▶ **Task to carry out**: Output all the data exactly. Pictures do not belong in the copy.

▶ **Records supplied**:
Begin

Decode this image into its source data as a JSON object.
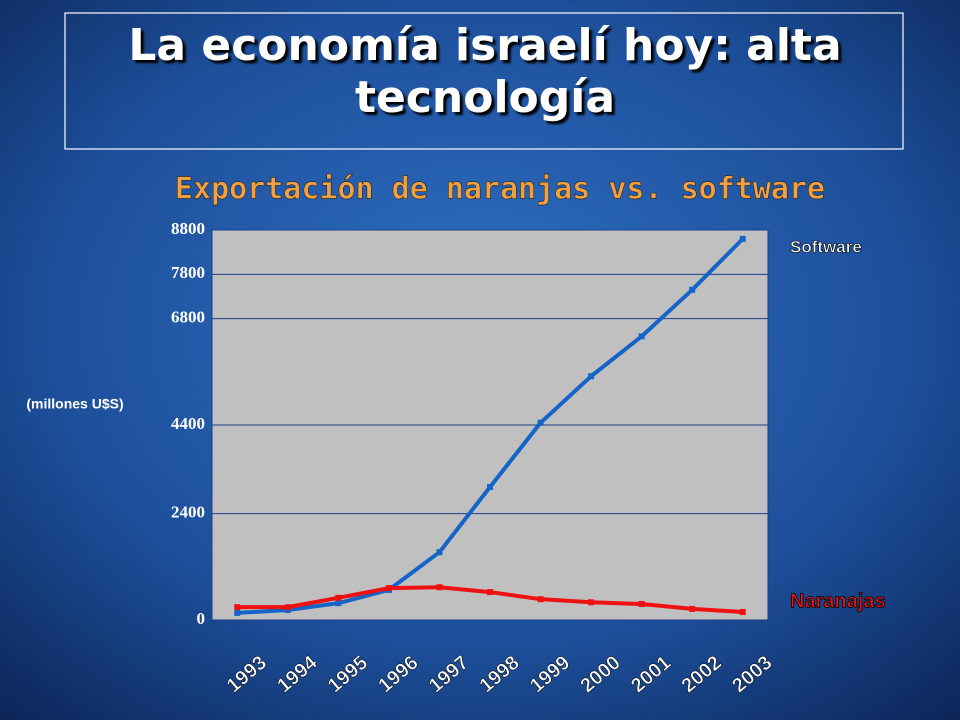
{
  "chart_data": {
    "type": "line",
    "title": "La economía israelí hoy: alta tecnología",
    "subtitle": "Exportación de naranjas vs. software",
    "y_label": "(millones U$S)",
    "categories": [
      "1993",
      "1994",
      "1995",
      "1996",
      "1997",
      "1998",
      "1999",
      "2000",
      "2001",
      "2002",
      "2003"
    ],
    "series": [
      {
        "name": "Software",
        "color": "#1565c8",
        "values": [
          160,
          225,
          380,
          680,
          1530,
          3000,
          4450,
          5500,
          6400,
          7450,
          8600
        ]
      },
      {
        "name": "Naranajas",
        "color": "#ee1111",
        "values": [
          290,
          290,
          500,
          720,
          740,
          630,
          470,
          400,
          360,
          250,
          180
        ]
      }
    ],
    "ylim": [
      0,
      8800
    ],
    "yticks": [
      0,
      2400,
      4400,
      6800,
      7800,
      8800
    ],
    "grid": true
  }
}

End

▶ **Response to this task**:
Decode this image into its source data as a JSON object.
{
  "chart_data": {
    "type": "line",
    "title": "La economía israelí hoy: alta tecnología",
    "subtitle": "Exportación de naranjas vs. software",
    "y_label": "(millones U$S)",
    "categories": [
      "1993",
      "1994",
      "1995",
      "1996",
      "1997",
      "1998",
      "1999",
      "2000",
      "2001",
      "2002",
      "2003"
    ],
    "series": [
      {
        "name": "Software",
        "color": "#1565c8",
        "values": [
          160,
          225,
          380,
          680,
          1530,
          3000,
          4450,
          5500,
          6400,
          7450,
          8600
        ]
      },
      {
        "name": "Naranajas",
        "color": "#ee1111",
        "values": [
          290,
          290,
          500,
          720,
          740,
          630,
          470,
          400,
          360,
          250,
          180
        ]
      }
    ],
    "ylim": [
      0,
      8800
    ],
    "yticks": [
      0,
      2400,
      4400,
      6800,
      7800,
      8800
    ],
    "grid": true
  }
}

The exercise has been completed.